** STATED EXERCISE **
Return each line of the listing that contains the string "Europe".
#### INPUT FOR THIS TASK ####
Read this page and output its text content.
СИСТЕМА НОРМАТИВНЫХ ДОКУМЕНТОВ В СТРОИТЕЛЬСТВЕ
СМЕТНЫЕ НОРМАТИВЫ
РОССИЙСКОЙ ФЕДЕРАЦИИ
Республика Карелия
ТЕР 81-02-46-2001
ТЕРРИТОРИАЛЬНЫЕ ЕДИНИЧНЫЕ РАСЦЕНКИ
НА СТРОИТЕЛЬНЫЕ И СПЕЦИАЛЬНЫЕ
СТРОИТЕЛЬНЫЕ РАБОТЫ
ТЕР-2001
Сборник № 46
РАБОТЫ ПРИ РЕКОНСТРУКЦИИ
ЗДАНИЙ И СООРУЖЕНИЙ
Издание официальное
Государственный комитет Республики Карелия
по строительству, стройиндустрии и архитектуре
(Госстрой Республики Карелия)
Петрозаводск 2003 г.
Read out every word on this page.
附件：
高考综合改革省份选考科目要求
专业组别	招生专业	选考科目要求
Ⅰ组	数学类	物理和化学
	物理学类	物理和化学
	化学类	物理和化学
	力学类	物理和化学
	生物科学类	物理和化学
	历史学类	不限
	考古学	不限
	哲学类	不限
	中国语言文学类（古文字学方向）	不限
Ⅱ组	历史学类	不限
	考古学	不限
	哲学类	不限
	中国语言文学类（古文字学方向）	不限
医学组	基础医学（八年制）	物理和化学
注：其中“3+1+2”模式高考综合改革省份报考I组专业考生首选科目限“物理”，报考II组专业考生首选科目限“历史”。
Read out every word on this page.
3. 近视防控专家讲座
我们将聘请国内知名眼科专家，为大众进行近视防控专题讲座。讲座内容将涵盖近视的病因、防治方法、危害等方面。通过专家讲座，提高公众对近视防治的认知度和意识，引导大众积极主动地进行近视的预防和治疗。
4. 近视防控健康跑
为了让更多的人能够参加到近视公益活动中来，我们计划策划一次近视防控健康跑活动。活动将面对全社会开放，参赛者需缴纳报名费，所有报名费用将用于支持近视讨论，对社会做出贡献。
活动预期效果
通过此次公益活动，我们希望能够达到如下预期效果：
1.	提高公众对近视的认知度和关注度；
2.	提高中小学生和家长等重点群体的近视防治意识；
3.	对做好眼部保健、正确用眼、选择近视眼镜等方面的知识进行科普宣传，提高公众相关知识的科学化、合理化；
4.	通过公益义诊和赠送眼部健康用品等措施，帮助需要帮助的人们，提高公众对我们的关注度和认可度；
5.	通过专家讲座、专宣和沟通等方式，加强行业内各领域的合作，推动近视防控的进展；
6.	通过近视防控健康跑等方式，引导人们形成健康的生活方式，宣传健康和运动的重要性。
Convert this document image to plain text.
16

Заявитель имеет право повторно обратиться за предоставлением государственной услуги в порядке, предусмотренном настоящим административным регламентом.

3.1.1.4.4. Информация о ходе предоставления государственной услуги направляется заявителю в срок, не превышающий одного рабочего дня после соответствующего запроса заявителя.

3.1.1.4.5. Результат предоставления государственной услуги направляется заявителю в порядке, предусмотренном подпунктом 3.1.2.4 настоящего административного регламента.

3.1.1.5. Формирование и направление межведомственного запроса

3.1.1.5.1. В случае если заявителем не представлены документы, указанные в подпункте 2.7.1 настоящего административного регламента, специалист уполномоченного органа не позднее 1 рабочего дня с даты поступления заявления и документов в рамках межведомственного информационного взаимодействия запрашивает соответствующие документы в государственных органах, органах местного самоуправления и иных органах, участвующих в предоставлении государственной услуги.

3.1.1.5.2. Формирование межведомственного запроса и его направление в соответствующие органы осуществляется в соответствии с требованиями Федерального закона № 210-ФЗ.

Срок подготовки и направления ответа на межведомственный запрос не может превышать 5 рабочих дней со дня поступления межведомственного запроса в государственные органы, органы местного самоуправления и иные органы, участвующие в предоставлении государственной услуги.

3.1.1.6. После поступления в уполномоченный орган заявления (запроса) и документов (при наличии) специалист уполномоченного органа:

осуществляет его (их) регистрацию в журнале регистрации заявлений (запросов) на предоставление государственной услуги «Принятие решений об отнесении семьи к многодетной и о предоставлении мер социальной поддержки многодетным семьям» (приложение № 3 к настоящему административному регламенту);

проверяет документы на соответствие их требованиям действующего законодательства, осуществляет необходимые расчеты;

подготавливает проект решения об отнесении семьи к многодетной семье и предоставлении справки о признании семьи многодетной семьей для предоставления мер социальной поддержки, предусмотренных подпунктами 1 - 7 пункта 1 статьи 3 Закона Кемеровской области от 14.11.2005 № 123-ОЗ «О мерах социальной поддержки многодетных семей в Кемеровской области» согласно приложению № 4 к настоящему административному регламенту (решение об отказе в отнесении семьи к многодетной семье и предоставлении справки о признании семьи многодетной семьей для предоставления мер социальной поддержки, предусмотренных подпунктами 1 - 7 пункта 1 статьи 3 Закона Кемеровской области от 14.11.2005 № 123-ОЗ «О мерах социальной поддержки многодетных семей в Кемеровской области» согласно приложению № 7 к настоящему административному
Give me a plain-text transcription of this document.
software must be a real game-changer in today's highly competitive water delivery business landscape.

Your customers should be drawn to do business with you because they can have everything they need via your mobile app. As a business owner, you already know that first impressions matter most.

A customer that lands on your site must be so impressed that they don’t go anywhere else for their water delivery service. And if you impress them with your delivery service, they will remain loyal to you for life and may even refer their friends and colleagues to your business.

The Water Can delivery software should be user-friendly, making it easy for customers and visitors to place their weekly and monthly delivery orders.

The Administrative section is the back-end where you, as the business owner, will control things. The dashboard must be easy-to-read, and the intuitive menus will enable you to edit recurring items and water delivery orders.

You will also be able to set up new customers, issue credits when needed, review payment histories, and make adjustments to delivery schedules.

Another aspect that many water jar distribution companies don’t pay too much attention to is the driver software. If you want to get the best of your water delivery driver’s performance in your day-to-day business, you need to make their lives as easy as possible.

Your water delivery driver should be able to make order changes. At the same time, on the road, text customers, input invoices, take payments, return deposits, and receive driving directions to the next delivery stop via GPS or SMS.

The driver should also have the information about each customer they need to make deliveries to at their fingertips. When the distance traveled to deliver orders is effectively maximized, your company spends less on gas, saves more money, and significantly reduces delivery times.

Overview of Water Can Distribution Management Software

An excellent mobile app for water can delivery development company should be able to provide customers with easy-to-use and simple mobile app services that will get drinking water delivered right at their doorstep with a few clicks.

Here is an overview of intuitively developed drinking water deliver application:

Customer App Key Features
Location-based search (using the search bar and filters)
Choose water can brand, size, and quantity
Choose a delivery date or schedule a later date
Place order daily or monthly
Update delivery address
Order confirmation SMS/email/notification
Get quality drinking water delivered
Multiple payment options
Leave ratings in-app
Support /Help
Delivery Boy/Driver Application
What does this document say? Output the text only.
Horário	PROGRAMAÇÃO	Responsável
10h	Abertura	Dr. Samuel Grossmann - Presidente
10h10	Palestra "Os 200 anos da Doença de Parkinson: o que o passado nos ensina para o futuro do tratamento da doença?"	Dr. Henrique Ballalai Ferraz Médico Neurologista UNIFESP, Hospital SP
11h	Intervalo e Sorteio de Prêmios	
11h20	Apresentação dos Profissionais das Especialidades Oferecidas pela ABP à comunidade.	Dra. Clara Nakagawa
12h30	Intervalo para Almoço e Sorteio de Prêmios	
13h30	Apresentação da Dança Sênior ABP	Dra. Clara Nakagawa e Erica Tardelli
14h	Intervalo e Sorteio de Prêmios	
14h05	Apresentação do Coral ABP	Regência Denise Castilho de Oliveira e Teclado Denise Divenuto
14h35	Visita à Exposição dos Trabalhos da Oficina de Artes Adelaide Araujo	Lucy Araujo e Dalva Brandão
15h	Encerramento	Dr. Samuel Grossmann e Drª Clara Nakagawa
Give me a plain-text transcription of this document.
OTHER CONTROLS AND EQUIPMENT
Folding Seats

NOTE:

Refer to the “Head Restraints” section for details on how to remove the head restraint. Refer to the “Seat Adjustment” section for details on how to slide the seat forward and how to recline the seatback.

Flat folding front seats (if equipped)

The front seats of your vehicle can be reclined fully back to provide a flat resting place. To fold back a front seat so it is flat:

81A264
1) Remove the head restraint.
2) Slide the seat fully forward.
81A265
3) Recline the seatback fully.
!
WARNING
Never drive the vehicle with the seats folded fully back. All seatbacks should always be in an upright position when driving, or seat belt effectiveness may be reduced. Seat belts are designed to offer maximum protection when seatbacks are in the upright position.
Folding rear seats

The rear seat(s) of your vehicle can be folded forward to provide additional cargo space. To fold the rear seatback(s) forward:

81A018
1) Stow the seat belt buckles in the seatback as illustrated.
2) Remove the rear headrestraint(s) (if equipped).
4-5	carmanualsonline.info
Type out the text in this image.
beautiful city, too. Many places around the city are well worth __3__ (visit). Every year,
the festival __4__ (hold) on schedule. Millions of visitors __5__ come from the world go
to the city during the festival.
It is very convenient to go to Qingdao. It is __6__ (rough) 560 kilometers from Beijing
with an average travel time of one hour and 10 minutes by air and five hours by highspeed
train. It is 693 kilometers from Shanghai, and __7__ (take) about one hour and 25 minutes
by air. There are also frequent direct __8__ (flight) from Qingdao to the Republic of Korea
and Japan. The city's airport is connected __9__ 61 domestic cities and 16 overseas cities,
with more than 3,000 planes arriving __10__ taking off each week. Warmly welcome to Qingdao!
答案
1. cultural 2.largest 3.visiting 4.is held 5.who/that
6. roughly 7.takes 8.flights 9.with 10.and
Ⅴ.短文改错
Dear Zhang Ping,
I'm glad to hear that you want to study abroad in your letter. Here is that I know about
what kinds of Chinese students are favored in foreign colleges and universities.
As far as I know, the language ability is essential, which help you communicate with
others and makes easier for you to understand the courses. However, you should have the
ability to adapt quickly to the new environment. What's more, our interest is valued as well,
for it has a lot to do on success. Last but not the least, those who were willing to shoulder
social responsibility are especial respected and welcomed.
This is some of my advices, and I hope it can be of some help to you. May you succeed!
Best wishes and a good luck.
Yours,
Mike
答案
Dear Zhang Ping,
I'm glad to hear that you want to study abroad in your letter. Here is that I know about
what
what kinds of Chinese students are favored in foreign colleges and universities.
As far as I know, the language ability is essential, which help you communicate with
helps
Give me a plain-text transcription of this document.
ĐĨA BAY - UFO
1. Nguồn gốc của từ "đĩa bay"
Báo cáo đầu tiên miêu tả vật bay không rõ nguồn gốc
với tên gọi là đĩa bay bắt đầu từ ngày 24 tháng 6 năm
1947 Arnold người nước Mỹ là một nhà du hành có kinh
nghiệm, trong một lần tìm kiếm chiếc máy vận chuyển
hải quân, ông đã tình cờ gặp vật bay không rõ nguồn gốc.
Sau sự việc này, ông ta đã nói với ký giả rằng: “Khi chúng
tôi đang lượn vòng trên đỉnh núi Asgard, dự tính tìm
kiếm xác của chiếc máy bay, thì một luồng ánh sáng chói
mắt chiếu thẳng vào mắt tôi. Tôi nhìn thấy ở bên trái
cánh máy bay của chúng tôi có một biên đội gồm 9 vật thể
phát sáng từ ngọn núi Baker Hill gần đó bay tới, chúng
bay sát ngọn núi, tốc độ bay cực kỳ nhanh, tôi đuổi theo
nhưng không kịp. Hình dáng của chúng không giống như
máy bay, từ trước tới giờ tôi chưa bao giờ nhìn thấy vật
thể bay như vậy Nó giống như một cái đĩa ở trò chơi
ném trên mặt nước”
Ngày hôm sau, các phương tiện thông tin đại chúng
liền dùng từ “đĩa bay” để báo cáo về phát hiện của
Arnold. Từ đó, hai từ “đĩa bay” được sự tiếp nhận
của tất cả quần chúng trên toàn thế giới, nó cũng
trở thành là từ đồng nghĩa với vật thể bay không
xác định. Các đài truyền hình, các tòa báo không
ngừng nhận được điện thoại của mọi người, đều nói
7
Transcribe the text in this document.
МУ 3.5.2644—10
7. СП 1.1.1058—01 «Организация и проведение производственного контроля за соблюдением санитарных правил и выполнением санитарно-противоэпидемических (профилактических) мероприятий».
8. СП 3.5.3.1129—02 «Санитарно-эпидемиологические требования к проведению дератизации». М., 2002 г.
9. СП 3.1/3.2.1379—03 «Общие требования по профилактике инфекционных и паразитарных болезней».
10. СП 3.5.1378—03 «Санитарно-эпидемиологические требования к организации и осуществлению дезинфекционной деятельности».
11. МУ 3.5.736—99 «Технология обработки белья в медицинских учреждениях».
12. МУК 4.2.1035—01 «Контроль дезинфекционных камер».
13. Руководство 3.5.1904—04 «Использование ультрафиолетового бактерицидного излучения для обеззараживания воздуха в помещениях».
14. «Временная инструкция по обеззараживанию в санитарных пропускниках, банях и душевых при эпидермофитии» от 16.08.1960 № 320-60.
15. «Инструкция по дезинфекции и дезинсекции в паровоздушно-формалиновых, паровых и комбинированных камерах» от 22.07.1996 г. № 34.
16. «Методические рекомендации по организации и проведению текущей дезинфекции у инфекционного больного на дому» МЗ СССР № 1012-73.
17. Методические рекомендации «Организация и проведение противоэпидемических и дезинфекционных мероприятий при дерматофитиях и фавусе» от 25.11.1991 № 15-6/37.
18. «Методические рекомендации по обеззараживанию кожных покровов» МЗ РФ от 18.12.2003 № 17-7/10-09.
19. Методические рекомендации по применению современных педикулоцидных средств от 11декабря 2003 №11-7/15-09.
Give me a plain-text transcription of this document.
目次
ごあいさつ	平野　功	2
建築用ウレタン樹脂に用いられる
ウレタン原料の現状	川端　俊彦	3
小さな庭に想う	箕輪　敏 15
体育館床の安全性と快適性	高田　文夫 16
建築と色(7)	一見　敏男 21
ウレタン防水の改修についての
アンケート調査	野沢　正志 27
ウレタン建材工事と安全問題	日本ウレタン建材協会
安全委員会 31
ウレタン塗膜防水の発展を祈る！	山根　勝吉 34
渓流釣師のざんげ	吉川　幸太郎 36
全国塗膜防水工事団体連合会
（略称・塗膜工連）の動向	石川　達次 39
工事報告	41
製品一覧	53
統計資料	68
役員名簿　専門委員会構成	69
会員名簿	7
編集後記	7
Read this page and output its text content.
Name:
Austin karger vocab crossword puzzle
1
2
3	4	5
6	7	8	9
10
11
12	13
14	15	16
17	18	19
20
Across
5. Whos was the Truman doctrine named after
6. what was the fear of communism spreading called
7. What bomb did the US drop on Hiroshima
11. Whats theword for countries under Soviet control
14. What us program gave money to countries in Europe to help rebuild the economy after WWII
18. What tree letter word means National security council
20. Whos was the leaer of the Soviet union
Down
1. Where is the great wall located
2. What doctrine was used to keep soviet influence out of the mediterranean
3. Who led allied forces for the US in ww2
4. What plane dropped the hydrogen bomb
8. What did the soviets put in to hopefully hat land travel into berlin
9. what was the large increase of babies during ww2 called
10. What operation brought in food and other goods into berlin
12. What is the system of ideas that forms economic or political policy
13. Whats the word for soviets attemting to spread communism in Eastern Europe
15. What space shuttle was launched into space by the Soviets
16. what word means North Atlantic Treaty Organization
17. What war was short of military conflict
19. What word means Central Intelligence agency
####
** EXERCISE RESULT **
14. What us program gave money to countries in Europe to help rebuild the economy after WWII
13. Whats the word for soviets attemting to spread communism in Eastern Europe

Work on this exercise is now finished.